EXERCISE TEXT:
- - -

Healthcare Technology Featured Article

February 12, 2014

IBM's Watson Set to Get to Work with New Watson Group Investments


The Watson computer system from IBM certainly made a big splash a while back, taking the two greatest competitors that the game of “Jeopardy” had ever known—Brad Rutter and Ken Jennings—and roundly trouncing the pair. But IBM discovered not so long after that a “Jeopardy” win doesn't exactly translate well to a working resume, and as such, has had some trouble finding steady work for the Watson. But a new development at IBM may be changing that soon, as IBM's so-called “Watson Group” is starting to make investments in “social health management” firms.

The Watson Group got a start back in January, and IBM put about $1 billion into the business group. Around 10 percent of that--$100 million—would be open for outside investments, designed around the group's central purpose of “the development and commercialization of cloud-delivered cognitive innovations.” The Watson Group put together its first such investment in the form of Welltok, a firm from Denver, Colorado that landed a slice of IBM money as part of its Series C financing round that garnered the firm a total of $22.1 million.

Welltok is out to give companies a leg up when it comes to getting employees to join in on company wellness plans, providing social media-based services to make such plans more accessible to the users. Where Watson might come in on that, meanwhile, is to use its ability to help process analytics—a whole lot of data all in one place that needs to be successfully screened for patterns and trends—to give Welltok a better idea of what could be offered up to what users and at what point. This new combination is set to be called “CafeWell Concierge,” and in turn will put some extra juice behind Welltok's CafeWell product, a health optimization system that represents Welltok's flagship product. With the newly-minted CafeWell Concierge system, company health managers can better pull together available solutions and present same more clearly to the user base.

- - -

Data items:
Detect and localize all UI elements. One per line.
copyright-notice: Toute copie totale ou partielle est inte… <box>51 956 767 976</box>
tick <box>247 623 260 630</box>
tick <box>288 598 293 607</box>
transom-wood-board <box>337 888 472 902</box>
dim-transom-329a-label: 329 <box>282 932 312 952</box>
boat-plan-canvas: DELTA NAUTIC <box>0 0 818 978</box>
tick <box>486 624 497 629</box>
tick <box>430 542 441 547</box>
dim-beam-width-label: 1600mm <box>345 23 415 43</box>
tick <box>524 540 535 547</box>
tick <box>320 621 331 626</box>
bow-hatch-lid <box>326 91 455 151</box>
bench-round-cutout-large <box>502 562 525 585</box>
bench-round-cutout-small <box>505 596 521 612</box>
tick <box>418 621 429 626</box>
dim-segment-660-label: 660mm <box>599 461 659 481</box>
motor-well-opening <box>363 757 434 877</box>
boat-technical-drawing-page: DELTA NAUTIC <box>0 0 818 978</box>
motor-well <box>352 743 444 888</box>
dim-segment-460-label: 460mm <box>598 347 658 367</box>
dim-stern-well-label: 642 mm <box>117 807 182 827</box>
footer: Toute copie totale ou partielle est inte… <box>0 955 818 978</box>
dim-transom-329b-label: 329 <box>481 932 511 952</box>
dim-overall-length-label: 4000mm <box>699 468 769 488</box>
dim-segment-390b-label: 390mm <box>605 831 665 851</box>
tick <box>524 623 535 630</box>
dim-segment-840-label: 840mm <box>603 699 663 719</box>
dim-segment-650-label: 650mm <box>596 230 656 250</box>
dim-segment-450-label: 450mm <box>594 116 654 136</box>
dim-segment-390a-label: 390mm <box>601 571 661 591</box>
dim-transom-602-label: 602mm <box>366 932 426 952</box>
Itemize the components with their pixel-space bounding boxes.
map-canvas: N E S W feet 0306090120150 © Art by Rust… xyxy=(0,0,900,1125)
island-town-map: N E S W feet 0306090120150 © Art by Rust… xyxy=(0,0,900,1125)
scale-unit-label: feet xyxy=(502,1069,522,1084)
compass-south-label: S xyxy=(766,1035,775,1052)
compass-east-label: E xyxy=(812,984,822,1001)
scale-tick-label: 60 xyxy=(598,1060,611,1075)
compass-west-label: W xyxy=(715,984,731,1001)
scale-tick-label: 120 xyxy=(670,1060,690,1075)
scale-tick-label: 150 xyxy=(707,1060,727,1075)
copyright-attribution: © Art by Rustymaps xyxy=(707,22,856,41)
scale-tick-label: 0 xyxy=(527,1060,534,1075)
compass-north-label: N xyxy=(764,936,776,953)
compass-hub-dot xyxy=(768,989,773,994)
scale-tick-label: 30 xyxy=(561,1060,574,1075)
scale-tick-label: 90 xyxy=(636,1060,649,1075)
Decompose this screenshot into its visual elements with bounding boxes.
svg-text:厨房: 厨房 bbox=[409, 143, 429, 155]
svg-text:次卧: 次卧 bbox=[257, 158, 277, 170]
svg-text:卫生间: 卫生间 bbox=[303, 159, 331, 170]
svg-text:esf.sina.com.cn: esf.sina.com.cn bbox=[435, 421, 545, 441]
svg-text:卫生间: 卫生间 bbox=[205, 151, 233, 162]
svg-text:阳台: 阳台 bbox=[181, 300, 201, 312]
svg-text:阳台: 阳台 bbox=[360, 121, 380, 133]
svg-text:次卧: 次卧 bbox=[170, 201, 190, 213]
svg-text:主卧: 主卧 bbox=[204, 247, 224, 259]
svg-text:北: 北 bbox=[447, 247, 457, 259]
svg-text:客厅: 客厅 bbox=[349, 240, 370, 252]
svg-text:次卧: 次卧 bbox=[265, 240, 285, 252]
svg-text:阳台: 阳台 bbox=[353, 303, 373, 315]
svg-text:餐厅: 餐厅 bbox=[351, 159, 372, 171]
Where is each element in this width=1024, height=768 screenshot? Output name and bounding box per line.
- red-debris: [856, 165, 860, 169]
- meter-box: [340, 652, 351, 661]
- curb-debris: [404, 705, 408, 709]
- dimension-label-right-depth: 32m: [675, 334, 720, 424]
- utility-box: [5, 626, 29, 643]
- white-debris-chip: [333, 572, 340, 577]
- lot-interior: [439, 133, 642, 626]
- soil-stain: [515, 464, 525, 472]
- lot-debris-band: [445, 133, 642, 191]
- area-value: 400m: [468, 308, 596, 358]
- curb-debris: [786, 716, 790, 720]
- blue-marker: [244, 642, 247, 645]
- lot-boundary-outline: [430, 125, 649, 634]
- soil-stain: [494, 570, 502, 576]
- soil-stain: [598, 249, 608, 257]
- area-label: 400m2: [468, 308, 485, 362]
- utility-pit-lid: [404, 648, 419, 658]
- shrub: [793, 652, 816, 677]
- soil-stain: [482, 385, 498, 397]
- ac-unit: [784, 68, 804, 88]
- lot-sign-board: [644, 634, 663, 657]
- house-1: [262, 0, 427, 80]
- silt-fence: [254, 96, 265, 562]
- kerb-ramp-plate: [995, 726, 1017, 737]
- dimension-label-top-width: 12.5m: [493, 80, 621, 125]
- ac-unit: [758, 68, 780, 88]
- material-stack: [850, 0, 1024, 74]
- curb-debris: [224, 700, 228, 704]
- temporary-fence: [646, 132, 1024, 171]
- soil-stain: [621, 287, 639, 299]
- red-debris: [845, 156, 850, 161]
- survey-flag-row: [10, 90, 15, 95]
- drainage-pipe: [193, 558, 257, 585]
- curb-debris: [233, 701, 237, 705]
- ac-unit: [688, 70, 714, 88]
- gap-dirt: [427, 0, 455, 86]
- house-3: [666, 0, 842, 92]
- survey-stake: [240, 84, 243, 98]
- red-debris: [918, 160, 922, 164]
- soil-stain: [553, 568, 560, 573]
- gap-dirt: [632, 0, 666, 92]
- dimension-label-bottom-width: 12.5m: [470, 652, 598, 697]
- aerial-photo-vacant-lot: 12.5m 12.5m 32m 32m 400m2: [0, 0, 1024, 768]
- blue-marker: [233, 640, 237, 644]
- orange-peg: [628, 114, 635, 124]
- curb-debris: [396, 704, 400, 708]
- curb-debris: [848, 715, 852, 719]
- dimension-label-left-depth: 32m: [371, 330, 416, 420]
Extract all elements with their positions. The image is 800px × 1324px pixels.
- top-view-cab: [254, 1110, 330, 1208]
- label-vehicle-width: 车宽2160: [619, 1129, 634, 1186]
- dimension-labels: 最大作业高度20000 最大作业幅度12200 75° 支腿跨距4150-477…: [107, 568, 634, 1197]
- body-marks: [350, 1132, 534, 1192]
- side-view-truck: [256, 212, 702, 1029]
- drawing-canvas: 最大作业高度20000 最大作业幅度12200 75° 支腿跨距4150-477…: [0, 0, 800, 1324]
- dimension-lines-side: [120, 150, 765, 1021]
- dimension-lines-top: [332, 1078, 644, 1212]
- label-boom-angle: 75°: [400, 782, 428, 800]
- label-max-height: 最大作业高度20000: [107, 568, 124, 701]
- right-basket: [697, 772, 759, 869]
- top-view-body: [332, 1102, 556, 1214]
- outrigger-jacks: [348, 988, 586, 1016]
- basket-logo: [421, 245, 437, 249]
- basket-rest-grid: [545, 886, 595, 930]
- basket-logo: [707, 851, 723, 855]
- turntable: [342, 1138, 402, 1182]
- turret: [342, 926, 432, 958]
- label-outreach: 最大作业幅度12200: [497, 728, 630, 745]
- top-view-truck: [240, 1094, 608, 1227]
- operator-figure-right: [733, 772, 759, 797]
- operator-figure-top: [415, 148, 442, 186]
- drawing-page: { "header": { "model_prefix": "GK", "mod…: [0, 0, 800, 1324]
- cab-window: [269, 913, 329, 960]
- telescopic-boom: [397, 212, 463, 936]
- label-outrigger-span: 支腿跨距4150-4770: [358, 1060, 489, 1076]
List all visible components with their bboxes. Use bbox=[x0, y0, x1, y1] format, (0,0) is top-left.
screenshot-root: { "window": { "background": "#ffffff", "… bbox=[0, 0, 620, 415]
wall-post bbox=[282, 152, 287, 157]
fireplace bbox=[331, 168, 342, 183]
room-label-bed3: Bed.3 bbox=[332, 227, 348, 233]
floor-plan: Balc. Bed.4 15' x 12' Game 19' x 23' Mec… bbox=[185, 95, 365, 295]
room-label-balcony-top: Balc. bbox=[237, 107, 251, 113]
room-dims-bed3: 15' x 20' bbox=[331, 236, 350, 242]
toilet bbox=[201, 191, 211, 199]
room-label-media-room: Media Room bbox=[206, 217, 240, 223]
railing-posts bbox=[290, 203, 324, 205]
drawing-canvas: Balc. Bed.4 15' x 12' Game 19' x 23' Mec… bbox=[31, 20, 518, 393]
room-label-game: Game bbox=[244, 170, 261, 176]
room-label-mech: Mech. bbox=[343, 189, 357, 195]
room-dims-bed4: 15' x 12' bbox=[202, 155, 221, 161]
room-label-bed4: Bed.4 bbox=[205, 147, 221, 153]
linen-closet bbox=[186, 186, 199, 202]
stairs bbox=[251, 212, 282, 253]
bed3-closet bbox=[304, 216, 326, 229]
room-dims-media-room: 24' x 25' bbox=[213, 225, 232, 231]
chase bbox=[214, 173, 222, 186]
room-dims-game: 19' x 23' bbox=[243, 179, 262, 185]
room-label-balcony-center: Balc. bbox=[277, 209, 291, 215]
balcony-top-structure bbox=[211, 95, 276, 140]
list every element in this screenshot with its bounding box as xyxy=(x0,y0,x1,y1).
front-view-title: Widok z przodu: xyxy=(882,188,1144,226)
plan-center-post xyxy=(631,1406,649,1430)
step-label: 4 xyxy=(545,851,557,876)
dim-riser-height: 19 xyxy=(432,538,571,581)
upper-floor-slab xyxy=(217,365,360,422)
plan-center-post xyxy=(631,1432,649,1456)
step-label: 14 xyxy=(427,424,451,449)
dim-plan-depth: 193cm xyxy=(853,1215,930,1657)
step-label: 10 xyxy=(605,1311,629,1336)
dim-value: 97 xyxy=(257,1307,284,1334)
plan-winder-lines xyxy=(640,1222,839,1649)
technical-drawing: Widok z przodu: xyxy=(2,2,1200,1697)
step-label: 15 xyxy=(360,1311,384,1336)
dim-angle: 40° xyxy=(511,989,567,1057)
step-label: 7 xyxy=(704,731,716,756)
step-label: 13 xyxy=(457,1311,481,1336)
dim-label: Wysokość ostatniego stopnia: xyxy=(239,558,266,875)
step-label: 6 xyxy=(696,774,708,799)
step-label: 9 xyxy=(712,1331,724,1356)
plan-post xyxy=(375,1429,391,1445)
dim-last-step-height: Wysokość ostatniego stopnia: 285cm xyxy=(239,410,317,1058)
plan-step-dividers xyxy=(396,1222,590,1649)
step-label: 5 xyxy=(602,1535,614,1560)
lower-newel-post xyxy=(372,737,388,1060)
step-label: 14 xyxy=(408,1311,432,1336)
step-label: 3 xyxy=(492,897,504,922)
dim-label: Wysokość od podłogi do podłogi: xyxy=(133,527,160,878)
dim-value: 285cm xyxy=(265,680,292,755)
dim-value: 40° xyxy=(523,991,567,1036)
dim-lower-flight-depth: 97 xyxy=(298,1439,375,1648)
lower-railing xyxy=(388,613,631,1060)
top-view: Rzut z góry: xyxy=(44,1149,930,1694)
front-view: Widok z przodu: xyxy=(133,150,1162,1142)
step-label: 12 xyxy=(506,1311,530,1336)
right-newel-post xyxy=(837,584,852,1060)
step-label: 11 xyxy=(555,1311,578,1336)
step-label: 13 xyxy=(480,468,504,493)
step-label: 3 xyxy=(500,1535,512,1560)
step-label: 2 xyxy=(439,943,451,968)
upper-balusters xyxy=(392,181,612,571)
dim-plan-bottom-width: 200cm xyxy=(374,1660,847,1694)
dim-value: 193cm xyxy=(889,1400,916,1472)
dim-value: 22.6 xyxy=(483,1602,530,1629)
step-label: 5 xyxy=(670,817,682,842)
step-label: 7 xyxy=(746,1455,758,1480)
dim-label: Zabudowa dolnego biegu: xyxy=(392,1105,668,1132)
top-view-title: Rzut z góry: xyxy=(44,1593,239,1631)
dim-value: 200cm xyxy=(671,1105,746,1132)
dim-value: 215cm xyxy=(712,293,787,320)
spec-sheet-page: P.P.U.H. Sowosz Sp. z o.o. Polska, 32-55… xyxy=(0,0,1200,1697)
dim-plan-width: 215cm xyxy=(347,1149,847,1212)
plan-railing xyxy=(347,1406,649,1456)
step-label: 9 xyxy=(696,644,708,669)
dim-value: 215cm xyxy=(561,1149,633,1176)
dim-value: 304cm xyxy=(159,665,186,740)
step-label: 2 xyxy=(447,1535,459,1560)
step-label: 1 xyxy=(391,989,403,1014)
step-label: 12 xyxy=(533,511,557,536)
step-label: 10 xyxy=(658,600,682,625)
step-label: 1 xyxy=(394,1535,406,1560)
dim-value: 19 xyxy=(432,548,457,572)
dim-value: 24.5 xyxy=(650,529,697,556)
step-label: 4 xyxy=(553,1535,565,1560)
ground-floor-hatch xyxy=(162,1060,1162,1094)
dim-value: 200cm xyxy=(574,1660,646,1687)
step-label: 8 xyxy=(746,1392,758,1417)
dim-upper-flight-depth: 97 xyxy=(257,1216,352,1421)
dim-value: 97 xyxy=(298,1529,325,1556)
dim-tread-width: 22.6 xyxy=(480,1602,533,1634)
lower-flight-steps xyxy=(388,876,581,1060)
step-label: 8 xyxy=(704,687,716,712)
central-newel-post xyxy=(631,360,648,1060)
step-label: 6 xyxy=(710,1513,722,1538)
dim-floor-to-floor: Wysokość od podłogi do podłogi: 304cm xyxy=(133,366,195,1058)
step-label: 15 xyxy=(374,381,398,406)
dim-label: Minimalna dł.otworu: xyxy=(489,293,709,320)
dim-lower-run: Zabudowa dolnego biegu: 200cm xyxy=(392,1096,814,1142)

- - -

TASK:
Please answer these questions from the Watson article, numbering your answers to match.
1. Which two "Jeopardy" competitors did Watson defeat?
2. Roughly how much money did IBM put into the Watson Group?
3. What is the combination of Watson and Welltok's service set to be called?
The rows were drawn from a source separate from the article.

RESPONSE AREA:
1. Brad Rutter and Ken Jennings
2. About $1 billion
3. "CafeWell Concierge"